[start Records supplied]

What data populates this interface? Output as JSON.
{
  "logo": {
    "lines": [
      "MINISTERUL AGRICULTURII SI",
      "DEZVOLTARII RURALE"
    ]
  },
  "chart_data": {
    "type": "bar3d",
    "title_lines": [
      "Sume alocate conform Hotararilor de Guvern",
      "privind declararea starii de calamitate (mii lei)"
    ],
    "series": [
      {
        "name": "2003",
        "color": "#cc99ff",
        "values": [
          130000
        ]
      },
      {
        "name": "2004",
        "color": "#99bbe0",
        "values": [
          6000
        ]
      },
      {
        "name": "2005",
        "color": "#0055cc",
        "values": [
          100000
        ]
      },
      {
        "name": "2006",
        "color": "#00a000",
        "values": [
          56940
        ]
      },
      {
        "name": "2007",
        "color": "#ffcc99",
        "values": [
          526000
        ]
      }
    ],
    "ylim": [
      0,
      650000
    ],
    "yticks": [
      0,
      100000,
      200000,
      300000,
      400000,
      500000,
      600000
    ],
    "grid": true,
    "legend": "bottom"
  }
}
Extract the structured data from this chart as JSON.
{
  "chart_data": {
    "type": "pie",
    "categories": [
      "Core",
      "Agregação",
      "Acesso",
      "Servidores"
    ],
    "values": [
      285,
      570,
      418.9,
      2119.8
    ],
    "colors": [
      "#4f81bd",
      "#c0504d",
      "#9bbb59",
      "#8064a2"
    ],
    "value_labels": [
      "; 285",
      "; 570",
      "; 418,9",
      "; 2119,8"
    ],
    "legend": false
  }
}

[end Records supplied]

## Set task
List every line above that contains the word "JSON".

## Task result
What data populates this interface? Output as JSON.
Extract the structured data from this chart as JSON.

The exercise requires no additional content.